What you need to do
Pull out every one of the lines below and write them down word for word.

━━ Provided data ━━

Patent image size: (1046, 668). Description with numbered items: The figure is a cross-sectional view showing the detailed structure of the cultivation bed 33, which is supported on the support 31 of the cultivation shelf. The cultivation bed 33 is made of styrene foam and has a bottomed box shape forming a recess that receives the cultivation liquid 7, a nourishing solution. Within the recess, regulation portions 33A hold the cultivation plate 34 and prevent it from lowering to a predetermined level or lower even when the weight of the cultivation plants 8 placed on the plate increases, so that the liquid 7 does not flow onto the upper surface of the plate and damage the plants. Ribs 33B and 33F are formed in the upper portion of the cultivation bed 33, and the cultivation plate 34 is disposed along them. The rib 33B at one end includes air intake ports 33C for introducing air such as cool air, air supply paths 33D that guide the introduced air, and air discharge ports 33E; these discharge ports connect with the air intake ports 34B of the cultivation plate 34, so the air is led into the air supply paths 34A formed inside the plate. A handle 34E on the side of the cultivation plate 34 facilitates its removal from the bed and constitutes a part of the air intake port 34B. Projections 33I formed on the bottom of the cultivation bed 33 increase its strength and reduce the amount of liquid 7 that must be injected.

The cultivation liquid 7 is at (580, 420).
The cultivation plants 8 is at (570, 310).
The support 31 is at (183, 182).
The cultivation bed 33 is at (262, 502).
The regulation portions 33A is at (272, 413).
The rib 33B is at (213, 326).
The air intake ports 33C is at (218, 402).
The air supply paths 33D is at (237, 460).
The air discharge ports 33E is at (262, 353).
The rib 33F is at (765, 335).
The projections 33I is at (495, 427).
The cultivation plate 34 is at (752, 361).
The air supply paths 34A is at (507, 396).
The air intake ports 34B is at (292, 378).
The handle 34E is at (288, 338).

━━━

Solution for this exercise
Patent image size: (1046, 668). Description with numbered items: The figure is a cross-sectional view showing the detailed structure of the cultivation bed 33, which is supported on the support 31 of the cultivation shelf. The cultivation bed 33 is made of styrene foam and has a bottomed box shape forming a recess that receives the cultivation liquid 7, a nourishing solution. Within the recess, regulation portions 33A hold the cultivation plate 34 and prevent it from lowering to a predetermined level or lower even when the weight of the cultivation plants 8 placed on the plate increases, so that the liquid 7 does not flow onto the upper surface of the plate and damage the plants. Ribs 33B and 33F are formed in the upper portion of the cultivation bed 33, and the cultivation plate 34 is disposed along them. The rib 33B at one end includes air intake ports 33C for introducing air such as cool air, air supply paths 33D that guide the introduced air, and air discharge ports 33E; these discharge ports connect with the air intake ports 34B of the cultivation plate 34, so the air is led into the air supply paths 34A formed inside the plate. A handle 34E on the side of the cultivation plate 34 facilitates its removal from the bed and constitutes a part of the air intake port 34B. Projections 33I formed on the bottom of the cultivation bed 33 increase its strength and reduce the amount of liquid 7 that must be injected.

The cultivation liquid 7 is at (580, 420).
The cultivation plants 8 is at (570, 310).
The support 31 is at (183, 182).
The cultivation bed 33 is at (262, 502).
The regulation portions 33A is at (272, 413).
The rib 33B is at (213, 326).
The air intake ports 33C is at (218, 402).
The air supply paths 33D is at (237, 460).
The air discharge ports 33E is at (262, 353).
The rib 33F is at (765, 335).
The projections 33I is at (495, 427).
The cultivation plate 34 is at (752, 361).
The air supply paths 34A is at (507, 396).
The air intake ports 34B is at (292, 378).
The handle 34E is at (288, 338).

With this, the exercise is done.